Problem to work on -> State how many lines of the records contain the string "ijisrt", and give no other information.
** START **
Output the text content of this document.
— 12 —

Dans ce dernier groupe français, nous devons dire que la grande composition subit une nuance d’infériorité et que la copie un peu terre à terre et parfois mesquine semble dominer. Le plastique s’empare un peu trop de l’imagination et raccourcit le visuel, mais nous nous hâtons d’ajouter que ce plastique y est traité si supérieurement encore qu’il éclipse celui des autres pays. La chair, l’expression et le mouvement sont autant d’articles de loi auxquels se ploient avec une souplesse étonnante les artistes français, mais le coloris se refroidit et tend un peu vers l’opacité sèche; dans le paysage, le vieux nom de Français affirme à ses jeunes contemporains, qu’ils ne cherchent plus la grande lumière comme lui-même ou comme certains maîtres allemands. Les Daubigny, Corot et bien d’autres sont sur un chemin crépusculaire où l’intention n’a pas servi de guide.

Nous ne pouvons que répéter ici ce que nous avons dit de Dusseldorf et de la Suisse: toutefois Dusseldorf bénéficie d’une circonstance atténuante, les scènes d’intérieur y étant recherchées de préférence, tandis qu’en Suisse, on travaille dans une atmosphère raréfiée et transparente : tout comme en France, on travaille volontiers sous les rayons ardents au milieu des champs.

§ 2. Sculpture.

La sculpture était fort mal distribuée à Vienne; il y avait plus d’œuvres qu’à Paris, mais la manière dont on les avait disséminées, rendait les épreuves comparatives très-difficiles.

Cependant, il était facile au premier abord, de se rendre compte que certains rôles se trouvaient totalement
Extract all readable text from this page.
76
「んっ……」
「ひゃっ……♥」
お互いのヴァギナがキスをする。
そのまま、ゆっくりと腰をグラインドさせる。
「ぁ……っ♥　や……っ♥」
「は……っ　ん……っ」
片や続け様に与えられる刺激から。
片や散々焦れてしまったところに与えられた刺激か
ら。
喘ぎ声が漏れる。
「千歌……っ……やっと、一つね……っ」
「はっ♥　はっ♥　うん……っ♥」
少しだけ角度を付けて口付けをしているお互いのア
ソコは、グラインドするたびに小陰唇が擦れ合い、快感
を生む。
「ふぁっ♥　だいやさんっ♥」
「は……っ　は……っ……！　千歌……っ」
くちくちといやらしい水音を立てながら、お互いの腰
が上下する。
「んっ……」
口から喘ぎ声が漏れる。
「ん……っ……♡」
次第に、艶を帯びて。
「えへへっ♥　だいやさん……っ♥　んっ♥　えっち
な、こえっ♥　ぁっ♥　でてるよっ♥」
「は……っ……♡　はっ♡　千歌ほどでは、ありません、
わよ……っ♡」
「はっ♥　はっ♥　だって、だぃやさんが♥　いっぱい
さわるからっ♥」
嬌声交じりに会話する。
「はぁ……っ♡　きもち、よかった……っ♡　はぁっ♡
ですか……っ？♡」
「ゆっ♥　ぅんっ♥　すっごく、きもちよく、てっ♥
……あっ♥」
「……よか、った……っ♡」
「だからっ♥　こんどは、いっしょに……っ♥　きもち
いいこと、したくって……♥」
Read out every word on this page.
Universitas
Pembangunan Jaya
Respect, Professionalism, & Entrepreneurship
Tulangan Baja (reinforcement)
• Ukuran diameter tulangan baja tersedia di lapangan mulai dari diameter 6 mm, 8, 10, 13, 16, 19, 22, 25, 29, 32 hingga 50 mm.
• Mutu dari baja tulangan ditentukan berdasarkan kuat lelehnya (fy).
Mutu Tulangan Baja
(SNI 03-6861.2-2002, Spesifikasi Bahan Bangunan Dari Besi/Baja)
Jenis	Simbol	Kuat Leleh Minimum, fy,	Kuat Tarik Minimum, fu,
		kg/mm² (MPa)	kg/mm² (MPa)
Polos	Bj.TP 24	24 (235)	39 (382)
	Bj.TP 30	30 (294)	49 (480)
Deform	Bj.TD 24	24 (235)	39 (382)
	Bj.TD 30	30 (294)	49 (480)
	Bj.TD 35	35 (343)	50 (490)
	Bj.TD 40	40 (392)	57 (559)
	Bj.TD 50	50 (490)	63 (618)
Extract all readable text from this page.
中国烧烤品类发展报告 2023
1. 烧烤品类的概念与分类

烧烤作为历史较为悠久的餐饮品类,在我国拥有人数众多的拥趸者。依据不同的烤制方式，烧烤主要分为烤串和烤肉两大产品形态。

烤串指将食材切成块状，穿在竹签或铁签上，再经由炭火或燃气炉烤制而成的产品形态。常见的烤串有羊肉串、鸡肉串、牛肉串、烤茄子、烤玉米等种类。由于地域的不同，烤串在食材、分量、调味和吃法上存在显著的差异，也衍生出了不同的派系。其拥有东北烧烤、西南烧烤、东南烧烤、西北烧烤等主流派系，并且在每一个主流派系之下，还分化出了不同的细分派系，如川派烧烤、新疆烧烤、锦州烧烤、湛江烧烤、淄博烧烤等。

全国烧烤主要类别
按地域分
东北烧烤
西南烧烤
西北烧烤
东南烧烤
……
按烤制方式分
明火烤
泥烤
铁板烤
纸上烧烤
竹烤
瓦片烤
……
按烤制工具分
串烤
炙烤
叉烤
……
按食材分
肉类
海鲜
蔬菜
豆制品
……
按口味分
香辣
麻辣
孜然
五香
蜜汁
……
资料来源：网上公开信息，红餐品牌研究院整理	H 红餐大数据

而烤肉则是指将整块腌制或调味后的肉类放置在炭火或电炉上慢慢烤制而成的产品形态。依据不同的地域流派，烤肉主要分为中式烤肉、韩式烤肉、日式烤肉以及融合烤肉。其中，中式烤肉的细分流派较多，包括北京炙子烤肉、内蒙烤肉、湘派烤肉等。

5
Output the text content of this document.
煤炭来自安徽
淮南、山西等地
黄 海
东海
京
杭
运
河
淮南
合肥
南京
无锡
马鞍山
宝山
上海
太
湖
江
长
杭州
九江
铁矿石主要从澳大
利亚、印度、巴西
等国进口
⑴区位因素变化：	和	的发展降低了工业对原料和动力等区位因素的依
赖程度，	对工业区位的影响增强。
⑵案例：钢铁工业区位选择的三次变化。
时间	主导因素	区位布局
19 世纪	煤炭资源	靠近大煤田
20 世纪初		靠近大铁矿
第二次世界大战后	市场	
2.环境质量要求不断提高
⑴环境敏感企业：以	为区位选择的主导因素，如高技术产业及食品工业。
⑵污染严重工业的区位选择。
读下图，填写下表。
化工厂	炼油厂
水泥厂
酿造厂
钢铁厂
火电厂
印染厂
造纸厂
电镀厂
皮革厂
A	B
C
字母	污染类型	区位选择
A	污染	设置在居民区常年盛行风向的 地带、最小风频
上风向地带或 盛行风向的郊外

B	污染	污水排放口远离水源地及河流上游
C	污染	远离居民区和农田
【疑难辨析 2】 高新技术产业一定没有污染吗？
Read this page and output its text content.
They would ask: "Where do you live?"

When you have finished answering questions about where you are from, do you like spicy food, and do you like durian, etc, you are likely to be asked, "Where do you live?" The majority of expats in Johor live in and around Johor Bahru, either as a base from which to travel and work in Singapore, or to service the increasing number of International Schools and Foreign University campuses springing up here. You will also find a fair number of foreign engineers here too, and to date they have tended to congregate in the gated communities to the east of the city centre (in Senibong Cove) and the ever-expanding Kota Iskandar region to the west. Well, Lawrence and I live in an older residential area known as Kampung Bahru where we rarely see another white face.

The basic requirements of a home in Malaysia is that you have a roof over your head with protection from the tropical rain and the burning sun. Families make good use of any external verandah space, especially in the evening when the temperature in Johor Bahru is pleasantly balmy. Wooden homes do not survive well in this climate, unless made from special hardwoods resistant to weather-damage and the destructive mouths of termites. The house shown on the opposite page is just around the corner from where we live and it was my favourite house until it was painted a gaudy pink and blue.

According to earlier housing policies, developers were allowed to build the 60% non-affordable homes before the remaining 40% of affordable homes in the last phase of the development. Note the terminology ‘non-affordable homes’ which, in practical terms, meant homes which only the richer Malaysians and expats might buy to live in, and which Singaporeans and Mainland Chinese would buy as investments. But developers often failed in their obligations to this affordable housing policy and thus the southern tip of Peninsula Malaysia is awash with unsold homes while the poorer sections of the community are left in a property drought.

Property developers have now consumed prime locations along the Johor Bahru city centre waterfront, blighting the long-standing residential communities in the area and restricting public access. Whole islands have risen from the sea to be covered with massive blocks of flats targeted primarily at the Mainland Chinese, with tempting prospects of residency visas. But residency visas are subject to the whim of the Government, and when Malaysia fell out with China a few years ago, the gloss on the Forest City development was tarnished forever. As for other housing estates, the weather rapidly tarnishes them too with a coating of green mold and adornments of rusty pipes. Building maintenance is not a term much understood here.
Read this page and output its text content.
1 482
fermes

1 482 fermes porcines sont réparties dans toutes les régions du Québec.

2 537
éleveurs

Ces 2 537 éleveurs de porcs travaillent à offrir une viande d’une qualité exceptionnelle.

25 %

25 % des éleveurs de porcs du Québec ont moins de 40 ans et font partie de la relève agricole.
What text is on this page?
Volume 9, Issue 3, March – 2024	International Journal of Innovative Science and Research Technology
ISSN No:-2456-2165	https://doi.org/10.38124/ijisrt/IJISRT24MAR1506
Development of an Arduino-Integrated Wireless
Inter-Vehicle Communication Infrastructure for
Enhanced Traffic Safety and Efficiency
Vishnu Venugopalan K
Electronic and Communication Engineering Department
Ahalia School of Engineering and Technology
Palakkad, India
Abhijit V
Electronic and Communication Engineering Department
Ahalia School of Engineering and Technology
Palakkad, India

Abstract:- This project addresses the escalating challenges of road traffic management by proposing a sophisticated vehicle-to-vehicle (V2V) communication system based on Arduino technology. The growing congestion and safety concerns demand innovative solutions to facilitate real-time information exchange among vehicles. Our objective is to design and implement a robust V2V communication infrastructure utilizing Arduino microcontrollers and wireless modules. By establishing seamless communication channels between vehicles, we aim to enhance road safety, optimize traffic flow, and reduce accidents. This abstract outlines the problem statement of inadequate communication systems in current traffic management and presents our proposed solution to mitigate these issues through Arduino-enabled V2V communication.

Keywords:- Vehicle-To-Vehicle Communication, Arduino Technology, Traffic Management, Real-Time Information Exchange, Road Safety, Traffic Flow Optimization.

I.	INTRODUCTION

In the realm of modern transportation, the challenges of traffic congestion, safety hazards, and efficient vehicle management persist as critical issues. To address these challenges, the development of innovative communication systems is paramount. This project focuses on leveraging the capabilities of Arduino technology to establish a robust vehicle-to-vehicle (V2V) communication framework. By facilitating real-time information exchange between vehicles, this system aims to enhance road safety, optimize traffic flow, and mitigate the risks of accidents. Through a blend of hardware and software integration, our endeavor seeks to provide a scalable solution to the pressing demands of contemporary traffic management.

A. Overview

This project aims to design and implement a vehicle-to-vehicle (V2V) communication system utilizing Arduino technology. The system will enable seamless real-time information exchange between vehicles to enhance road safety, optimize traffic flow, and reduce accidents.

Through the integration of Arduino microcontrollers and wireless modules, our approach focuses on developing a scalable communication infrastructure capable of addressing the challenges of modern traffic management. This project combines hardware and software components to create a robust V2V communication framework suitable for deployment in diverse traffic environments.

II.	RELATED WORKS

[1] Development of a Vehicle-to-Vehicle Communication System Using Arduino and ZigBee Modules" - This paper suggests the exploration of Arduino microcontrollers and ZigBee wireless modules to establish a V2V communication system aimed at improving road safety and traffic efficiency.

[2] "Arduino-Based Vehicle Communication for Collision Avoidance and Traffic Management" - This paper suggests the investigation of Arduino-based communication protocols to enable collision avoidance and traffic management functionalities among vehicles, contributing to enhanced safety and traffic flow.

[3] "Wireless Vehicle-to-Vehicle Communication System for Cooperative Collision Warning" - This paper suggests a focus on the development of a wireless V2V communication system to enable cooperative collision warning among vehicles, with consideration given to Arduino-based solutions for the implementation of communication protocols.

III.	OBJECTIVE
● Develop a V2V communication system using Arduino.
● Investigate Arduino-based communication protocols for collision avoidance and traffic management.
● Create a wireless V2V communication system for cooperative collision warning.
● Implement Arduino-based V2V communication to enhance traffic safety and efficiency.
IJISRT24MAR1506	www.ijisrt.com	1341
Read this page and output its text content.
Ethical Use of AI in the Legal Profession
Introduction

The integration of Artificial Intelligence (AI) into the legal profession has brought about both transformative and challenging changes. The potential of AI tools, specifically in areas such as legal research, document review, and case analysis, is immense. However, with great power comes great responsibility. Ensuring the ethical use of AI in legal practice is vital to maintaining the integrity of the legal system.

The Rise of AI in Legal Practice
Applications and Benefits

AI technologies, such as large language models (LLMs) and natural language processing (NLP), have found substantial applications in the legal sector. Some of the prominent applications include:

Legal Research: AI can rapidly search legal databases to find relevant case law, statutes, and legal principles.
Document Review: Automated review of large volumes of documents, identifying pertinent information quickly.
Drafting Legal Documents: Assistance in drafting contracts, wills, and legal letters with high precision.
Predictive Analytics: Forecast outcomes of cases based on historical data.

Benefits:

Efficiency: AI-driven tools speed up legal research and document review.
** END **
Final answer -> 2